╭─ LISTING

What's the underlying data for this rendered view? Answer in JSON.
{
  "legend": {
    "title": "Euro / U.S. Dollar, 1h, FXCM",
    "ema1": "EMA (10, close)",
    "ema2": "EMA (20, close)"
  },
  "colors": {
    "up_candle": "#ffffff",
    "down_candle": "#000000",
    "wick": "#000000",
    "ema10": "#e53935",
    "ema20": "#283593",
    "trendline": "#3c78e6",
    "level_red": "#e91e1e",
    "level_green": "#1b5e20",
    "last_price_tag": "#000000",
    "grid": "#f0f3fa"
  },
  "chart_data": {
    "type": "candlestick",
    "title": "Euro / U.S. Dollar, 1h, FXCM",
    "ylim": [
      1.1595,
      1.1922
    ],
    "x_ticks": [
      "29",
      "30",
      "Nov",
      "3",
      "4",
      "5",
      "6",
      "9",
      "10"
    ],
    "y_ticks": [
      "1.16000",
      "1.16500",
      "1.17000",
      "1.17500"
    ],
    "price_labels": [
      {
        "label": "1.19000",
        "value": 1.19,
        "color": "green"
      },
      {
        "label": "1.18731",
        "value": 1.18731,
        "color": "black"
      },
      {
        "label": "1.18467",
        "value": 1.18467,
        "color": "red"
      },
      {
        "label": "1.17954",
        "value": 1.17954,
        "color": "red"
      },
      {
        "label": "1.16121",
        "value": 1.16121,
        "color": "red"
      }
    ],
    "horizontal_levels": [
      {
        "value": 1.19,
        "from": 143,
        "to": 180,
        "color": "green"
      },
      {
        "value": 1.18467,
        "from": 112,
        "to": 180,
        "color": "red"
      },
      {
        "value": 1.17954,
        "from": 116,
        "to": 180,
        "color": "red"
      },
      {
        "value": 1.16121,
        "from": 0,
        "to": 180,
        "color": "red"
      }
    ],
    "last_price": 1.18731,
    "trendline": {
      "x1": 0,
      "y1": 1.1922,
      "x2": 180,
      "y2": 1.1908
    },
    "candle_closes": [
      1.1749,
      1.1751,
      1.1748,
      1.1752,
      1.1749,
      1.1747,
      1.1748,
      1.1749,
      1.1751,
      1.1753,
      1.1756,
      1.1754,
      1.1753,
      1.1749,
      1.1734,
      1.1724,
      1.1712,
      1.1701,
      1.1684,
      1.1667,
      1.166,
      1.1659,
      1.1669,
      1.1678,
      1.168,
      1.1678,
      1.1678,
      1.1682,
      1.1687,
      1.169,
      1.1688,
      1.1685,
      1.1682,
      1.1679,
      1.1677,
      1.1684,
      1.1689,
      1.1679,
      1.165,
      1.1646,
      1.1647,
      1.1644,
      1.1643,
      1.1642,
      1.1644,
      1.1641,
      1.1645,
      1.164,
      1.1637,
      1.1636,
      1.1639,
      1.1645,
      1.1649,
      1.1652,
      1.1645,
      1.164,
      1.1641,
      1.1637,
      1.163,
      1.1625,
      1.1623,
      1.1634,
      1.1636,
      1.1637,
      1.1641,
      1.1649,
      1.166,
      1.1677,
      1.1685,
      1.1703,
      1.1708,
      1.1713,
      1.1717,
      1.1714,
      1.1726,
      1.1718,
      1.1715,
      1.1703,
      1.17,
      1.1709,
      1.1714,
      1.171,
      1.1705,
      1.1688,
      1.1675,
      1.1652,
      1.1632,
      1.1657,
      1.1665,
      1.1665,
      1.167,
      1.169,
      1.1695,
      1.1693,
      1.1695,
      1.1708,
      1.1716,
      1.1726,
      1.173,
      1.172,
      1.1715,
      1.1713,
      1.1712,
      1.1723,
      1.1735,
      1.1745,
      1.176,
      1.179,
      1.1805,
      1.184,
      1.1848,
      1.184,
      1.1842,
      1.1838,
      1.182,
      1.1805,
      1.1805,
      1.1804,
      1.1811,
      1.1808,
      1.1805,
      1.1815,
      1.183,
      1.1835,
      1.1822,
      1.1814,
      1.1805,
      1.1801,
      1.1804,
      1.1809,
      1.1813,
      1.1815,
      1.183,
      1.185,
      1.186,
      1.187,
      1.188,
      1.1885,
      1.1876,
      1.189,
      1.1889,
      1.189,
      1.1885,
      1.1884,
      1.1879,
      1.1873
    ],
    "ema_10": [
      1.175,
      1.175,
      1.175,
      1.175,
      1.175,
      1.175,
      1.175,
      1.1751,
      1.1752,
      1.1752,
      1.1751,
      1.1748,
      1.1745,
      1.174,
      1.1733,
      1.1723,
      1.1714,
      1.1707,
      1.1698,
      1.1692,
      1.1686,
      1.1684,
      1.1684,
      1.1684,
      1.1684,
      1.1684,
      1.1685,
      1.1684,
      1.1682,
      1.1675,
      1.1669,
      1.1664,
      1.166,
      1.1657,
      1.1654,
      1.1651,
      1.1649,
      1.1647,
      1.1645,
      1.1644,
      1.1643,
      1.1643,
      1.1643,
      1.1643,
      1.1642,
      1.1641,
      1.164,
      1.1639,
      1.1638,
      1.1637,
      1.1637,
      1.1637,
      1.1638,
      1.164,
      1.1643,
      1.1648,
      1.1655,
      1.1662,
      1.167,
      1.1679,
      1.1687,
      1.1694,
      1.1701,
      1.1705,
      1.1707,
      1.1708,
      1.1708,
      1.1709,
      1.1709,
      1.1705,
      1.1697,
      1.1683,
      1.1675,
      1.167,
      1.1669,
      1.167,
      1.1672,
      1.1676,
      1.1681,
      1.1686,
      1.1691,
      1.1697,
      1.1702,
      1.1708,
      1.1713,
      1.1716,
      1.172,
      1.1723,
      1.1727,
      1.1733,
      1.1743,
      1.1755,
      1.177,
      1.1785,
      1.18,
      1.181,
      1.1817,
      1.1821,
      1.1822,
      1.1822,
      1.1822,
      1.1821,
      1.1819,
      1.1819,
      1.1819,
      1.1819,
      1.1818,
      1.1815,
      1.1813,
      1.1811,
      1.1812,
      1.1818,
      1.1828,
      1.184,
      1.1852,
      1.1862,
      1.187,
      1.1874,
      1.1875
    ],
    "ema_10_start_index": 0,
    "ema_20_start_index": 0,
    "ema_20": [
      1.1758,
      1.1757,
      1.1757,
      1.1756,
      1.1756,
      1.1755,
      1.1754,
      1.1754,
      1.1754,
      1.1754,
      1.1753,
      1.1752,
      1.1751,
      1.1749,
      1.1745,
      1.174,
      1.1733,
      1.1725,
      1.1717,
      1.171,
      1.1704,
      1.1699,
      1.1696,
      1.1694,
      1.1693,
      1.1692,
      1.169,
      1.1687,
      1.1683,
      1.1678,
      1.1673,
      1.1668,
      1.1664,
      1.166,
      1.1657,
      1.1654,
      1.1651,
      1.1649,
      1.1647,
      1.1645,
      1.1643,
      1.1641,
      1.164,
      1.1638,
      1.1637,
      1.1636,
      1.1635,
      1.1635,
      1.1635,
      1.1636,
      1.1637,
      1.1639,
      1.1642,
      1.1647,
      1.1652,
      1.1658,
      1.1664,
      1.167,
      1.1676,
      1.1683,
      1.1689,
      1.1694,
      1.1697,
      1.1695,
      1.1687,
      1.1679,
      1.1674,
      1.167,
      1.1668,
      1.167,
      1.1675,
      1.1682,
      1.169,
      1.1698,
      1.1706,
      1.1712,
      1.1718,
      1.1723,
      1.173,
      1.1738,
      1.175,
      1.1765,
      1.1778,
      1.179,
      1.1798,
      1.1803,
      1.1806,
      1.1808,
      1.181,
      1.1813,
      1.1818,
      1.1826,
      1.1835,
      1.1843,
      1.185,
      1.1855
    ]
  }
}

╰─

## TASK DETAILS
Copy the material above back out, exactly as written.

## RESPONSE TO THE TASK
What's the underlying data for this rendered view? Answer in JSON.
{
  "legend": {
    "title": "Euro / U.S. Dollar, 1h, FXCM",
    "ema1": "EMA (10, close)",
    "ema2": "EMA (20, close)"
  },
  "colors": {
    "up_candle": "#ffffff",
    "down_candle": "#000000",
    "wick": "#000000",
    "ema10": "#e53935",
    "ema20": "#283593",
    "trendline": "#3c78e6",
    "level_red": "#e91e1e",
    "level_green": "#1b5e20",
    "last_price_tag": "#000000",
    "grid": "#f0f3fa"
  },
  "chart_data": {
    "type": "candlestick",
    "title": "Euro / U.S. Dollar, 1h, FXCM",
    "ylim": [
      1.1595,
      1.1922
    ],
    "x_ticks": [
      "29",
      "30",
      "Nov",
      "3",
      "4",
      "5",
      "6",
      "9",
      "10"
    ],
    "y_ticks": [
      "1.16000",
      "1.16500",
      "1.17000",
      "1.17500"
    ],
    "price_labels": [
      {
        "label": "1.19000",
        "value": 1.19,
        "color": "green"
      },
      {
        "label": "1.18731",
        "value": 1.18731,
        "color": "black"
      },
      {
        "label": "1.18467",
        "value": 1.18467,
        "color": "red"
      },
      {
        "label": "1.17954",
        "value": 1.17954,
        "color": "red"
      },
      {
        "label": "1.16121",
        "value": 1.16121,
        "color": "red"
      }
    ],
    "horizontal_levels": [
      {
        "value": 1.19,
        "from": 143,
        "to": 180,
        "color": "green"
      },
      {
        "value": 1.18467,
        "from": 112,
        "to": 180,
        "color": "red"
      },
      {
        "value": 1.17954,
        "from": 116,
        "to": 180,
        "color": "red"
      },
      {
        "value": 1.16121,
        "from": 0,
        "to": 180,
        "color": "red"
      }
    ],
    "last_price": 1.18731,
    "trendline": {
      "x1": 0,
      "y1": 1.1922,
      "x2": 180,
      "y2": 1.1908
    },
    "candle_closes": [
      1.1749,
      1.1751,
      1.1748,
      1.1752,
      1.1749,
      1.1747,
      1.1748,
      1.1749,
      1.1751,
      1.1753,
      1.1756,
      1.1754,
      1.1753,
      1.1749,
      1.1734,
      1.1724,
      1.1712,
      1.1701,
      1.1684,
      1.1667,
      1.166,
      1.1659,
      1.1669,
      1.1678,
      1.168,
      1.1678,
      1.1678,
      1.1682,
      1.1687,
      1.169,
      1.1688,
      1.1685,
      1.1682,
      1.1679,
      1.1677,
      1.1684,
      1.1689,
      1.1679,
      1.165,
      1.1646,
      1.1647,
      1.1644,
      1.1643,
      1.1642,
      1.1644,
      1.1641,
      1.1645,
      1.164,
      1.1637,
      1.1636,
      1.1639,
      1.1645,
      1.1649,
      1.1652,
      1.1645,
      1.164,
      1.1641,
      1.1637,
      1.163,
      1.1625,
      1.1623,
      1.1634,
      1.1636,
      1.1637,
      1.1641,
      1.1649,
      1.166,
      1.1677,
      1.1685,
      1.1703,
      1.1708,
      1.1713,
      1.1717,
      1.1714,
      1.1726,
      1.1718,
      1.1715,
      1.1703,
      1.17,
      1.1709,
      1.1714,
      1.171,
      1.1705,
      1.1688,
      1.1675,
      1.1652,
      1.1632,
      1.1657,
      1.1665,
      1.1665,
      1.167,
      1.169,
      1.1695,
      1.1693,
      1.1695,
      1.1708,
      1.1716,
      1.1726,
      1.173,
      1.172,
      1.1715,
      1.1713,
      1.1712,
      1.1723,
      1.1735,
      1.1745,
      1.176,
      1.179,
      1.1805,
      1.184,
      1.1848,
      1.184,
      1.1842,
      1.1838,
      1.182,
      1.1805,
      1.1805,
      1.1804,
      1.1811,
      1.1808,
      1.1805,
      1.1815,
      1.183,
      1.1835,
      1.1822,
      1.1814,
      1.1805,
      1.1801,
      1.1804,
      1.1809,
      1.1813,
      1.1815,
      1.183,
      1.185,
      1.186,
      1.187,
      1.188,
      1.1885,
      1.1876,
      1.189,
      1.1889,
      1.189,
      1.1885,
      1.1884,
      1.1879,
      1.1873
    ],
    "ema_10": [
      1.175,
      1.175,
      1.175,
      1.175,
      1.175,
      1.175,
      1.175,
      1.1751,
      1.1752,
      1.1752,
      1.1751,
      1.1748,
      1.1745,
      1.174,
      1.1733,
      1.1723,
      1.1714,
      1.1707,
      1.1698,
      1.1692,
      1.1686,
      1.1684,
      1.1684,
      1.1684,
      1.1684,
      1.1684,
      1.1685,
      1.1684,
      1.1682,
      1.1675,
      1.1669,
      1.1664,
      1.166,
      1.1657,
      1.1654,
      1.1651,
      1.1649,
      1.1647,
      1.1645,
      1.1644,
      1.1643,
      1.1643,
      1.1643,
      1.1643,
      1.1642,
      1.1641,
      1.164,
      1.1639,
      1.1638,
      1.1637,
      1.1637,
      1.1637,
      1.1638,
      1.164,
      1.1643,
      1.1648,
      1.1655,
      1.1662,
      1.167,
      1.1679,
      1.1687,
      1.1694,
      1.1701,
      1.1705,
      1.1707,
      1.1708,
      1.1708,
      1.1709,
      1.1709,
      1.1705,
      1.1697,
      1.1683,
      1.1675,
      1.167,
      1.1669,
      1.167,
      1.1672,
      1.1676,
      1.1681,
      1.1686,
      1.1691,
      1.1697,
      1.1702,
      1.1708,
      1.1713,
      1.1716,
      1.172,
      1.1723,
      1.1727,
      1.1733,
      1.1743,
      1.1755,
      1.177,
      1.1785,
      1.18,
      1.181,
      1.1817,
      1.1821,
      1.1822,
      1.1822,
      1.1822,
      1.1821,
      1.1819,
      1.1819,
      1.1819,
      1.1819,
      1.1818,
      1.1815,
      1.1813,
      1.1811,
      1.1812,
      1.1818,
      1.1828,
      1.184,
      1.1852,
      1.1862,
      1.187,
      1.1874,
      1.1875
    ],
    "ema_10_start_index": 0,
    "ema_20_start_index": 0,
    "ema_20": [
      1.1758,
      1.1757,
      1.1757,
      1.1756,
      1.1756,
      1.1755,
      1.1754,
      1.1754,
      1.1754,
      1.1754,
      1.1753,
      1.1752,
      1.1751,
      1.1749,
      1.1745,
      1.174,
      1.1733,
      1.1725,
      1.1717,
      1.171,
      1.1704,
      1.1699,
      1.1696,
      1.1694,
      1.1693,
      1.1692,
      1.169,
      1.1687,
      1.1683,
      1.1678,
      1.1673,
      1.1668,
      1.1664,
      1.166,
      1.1657,
      1.1654,
      1.1651,
      1.1649,
      1.1647,
      1.1645,
      1.1643,
      1.1641,
      1.164,
      1.1638,
      1.1637,
      1.1636,
      1.1635,
      1.1635,
      1.1635,
      1.1636,
      1.1637,
      1.1639,
      1.1642,
      1.1647,
      1.1652,
      1.1658,
      1.1664,
      1.167,
      1.1676,
      1.1683,
      1.1689,
      1.1694,
      1.1697,
      1.1695,
      1.1687,
      1.1679,
      1.1674,
      1.167,
      1.1668,
      1.167,
      1.1675,
      1.1682,
      1.169,
      1.1698,
      1.1706,
      1.1712,
      1.1718,
      1.1723,
      1.173,
      1.1738,
      1.175,
      1.1765,
      1.1778,
      1.179,
      1.1798,
      1.1803,
      1.1806,
      1.1808,
      1.181,
      1.1813,
      1.1818,
      1.1826,
      1.1835,
      1.1843,
      1.185,
      1.1855
    ]
  }
}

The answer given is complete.